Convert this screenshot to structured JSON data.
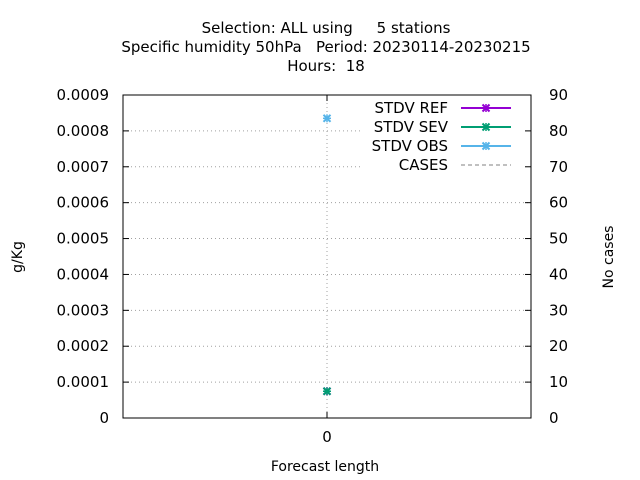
{
  "chart_data": {
    "type": "line",
    "title_lines": [
      "Selection: ALL using     5 stations",
      "Specific humidity 50hPa   Period: 20230114-20230215",
      "Hours:  18"
    ],
    "xlabel": "Forecast length",
    "ylabel": "g/Kg",
    "y2label": "No cases",
    "x_ticks": [
      0
    ],
    "x_tick_labels": [
      "0"
    ],
    "xlim": [
      -1,
      1
    ],
    "ylim": [
      0,
      0.0009
    ],
    "y_ticks": [
      0,
      0.0001,
      0.0002,
      0.0003,
      0.0004,
      0.0005,
      0.0006,
      0.0007,
      0.0008,
      0.0009
    ],
    "y_tick_labels": [
      "0",
      "0.0001",
      "0.0002",
      "0.0003",
      "0.0004",
      "0.0005",
      "0.0006",
      "0.0007",
      "0.0008",
      "0.0009"
    ],
    "y2lim": [
      0,
      90
    ],
    "y2_ticks": [
      0,
      10,
      20,
      30,
      40,
      50,
      60,
      70,
      80,
      90
    ],
    "y2_tick_labels": [
      "0",
      "10",
      "20",
      "30",
      "40",
      "50",
      "60",
      "70",
      "80",
      "90"
    ],
    "grid": true,
    "legend_position": "top-right",
    "series": [
      {
        "name": "STDV REF",
        "color": "#9400d3",
        "style": "line-cross",
        "axis": "y",
        "points": [
          [
            0,
            7.45e-05
          ]
        ]
      },
      {
        "name": "STDV SEV",
        "color": "#009e73",
        "style": "line-cross",
        "axis": "y",
        "points": [
          [
            0,
            7.45e-05
          ]
        ]
      },
      {
        "name": "STDV OBS",
        "color": "#56b4e9",
        "style": "line-cross",
        "axis": "y",
        "points": [
          [
            0,
            0.000835
          ]
        ]
      },
      {
        "name": "CASES",
        "color": "#808080",
        "style": "dashed",
        "axis": "y2",
        "points": []
      }
    ]
  }
}
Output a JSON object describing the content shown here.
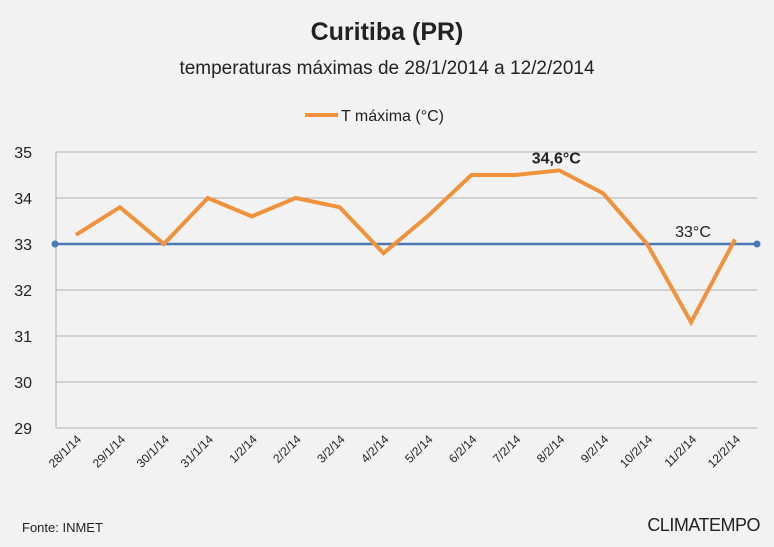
{
  "chart_data": {
    "type": "line",
    "title": "Curitiba (PR)",
    "subtitle": "temperaturas máximas de 28/1/2014 a 12/2/2014",
    "legend": {
      "label": "T máxima (°C)",
      "position": "top"
    },
    "categories": [
      "28/1/14",
      "29/1/14",
      "30/1/14",
      "31/1/14",
      "1/2/14",
      "2/2/14",
      "3/2/14",
      "4/2/14",
      "5/2/14",
      "6/2/14",
      "7/2/14",
      "8/2/14",
      "9/2/14",
      "10/2/14",
      "11/2/14",
      "12/2/14"
    ],
    "series": [
      {
        "name": "T máxima (°C)",
        "color": "#f0923c",
        "values": [
          33.2,
          33.8,
          33.0,
          34.0,
          33.6,
          34.0,
          33.8,
          32.8,
          33.6,
          34.5,
          34.5,
          34.6,
          34.1,
          33.0,
          31.3,
          33.1
        ]
      }
    ],
    "reference_line": {
      "value": 33,
      "label": "33°C",
      "color": "#4a79b5"
    },
    "annotations": [
      {
        "category": "8/2/14",
        "label": "34,6°C"
      }
    ],
    "ylim": [
      29,
      35
    ],
    "yticks": [
      "29",
      "30",
      "31",
      "32",
      "33",
      "34",
      "35"
    ],
    "grid": true,
    "xlabel": "",
    "ylabel": ""
  },
  "footer": {
    "source": "Fonte: INMET",
    "logo": "CLIMATEMPO"
  }
}
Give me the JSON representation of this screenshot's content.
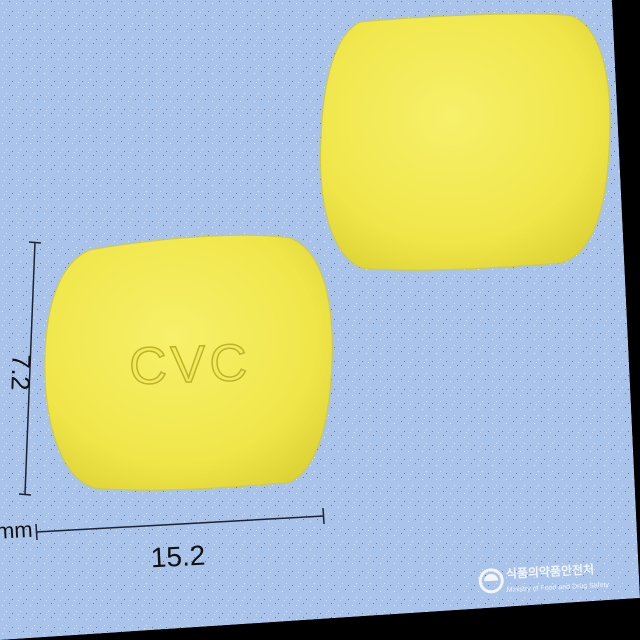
────────────────────
* [Aim]
In the records above, locate the line containing "Output a JSON", then copy exactly that line and every line after it through the end, omitting pictures.

* [Solved exercise]
Output a JSON object describing the content shown here.
{
  "chart_data": {
    "type": "line",
    "title": "Curitiba (PR)",
    "subtitle": "temperaturas máximas de 28/1/2014 a 12/2/2014",
    "legend": {
      "label": "T máxima (°C)",
      "position": "top"
    },
    "categories": [
      "28/1/14",
      "29/1/14",
      "30/1/14",
      "31/1/14",
      "1/2/14",
      "2/2/14",
      "3/2/14",
      "4/2/14",
      "5/2/14",
      "6/2/14",
      "7/2/14",
      "8/2/14",
      "9/2/14",
      "10/2/14",
      "11/2/14",
      "12/2/14"
    ],
    "series": [
      {
        "name": "T máxima (°C)",
        "color": "#f0923c",
        "values": [
          33.2,
          33.8,
          33.0,
          34.0,
          33.6,
          34.0,
          33.8,
          32.8,
          33.6,
          34.5,
          34.5,
          34.6,
          34.1,
          33.0,
          31.3,
          33.1
        ]
      }
    ],
    "reference_line": {
      "value": 33,
      "label": "33°C",
      "color": "#4a79b5"
    },
    "annotations": [
      {
        "category": "8/2/14",
        "label": "34,6°C"
      }
    ],
    "ylim": [
      29,
      35
    ],
    "yticks": [
      "29",
      "30",
      "31",
      "32",
      "33",
      "34",
      "35"
    ],
    "grid": true,
    "xlabel": "",
    "ylabel": ""
  },
  "footer": {
    "source": "Fonte: INMET",
    "logo": "CLIMATEMPO"
  }
}
Give me the JSON representation of this screenshot's content.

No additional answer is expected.